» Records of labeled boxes
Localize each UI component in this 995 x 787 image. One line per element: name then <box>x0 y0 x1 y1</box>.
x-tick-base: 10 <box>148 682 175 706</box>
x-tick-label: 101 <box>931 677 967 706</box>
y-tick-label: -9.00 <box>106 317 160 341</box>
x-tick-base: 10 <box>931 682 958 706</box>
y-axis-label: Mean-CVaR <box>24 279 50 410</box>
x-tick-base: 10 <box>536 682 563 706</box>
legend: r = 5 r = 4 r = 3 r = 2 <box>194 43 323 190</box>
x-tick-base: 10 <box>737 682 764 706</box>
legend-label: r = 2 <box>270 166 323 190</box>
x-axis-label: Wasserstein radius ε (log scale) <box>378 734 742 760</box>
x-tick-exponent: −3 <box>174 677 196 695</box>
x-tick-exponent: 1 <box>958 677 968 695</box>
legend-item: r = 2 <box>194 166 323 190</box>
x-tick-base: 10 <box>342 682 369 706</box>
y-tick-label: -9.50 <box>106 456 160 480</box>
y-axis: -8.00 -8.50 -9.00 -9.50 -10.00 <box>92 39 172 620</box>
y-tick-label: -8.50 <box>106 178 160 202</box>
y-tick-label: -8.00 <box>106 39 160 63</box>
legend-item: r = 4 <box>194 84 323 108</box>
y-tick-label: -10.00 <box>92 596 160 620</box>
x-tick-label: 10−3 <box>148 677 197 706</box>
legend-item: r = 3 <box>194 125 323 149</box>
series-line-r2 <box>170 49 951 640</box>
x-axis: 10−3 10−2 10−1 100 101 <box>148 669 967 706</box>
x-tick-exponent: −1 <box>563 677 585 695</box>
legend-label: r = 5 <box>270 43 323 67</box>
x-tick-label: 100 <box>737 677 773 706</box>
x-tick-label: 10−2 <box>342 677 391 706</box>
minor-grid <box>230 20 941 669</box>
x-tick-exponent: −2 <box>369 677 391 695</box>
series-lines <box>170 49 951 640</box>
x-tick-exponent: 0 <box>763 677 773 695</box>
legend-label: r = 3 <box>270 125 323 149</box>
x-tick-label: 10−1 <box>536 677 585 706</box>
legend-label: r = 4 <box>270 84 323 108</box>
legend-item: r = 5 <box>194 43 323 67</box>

---

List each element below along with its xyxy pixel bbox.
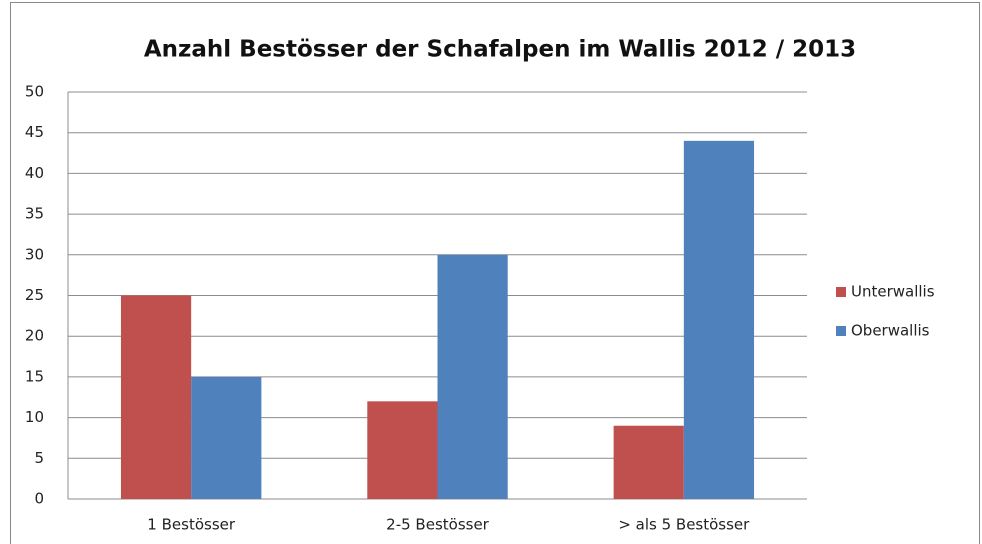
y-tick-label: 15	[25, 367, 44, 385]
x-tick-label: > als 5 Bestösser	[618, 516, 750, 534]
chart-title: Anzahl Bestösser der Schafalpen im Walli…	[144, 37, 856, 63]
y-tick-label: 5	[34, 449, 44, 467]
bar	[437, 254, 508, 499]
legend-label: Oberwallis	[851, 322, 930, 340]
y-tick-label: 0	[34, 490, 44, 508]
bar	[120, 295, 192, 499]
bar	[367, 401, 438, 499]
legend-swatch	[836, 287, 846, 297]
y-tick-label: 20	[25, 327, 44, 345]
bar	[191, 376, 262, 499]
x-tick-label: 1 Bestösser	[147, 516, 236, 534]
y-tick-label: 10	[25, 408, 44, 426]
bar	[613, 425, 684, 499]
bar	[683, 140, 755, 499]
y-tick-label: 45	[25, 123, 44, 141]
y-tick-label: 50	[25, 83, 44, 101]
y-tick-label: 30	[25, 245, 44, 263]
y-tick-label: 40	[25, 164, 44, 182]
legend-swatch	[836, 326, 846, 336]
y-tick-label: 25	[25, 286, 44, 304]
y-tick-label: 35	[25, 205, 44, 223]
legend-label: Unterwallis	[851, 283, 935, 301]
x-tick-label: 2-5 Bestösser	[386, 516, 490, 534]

» The exercise
Pull out every line of the listing that contains the string "element". Only matches with the same capitalization count.

» Exercise solution
Localize each UI component in this 995 x 787 image. One line per element: name then <box>x0 y0 x1 y1</box>.
List each element below along with its xyxy pixel bbox.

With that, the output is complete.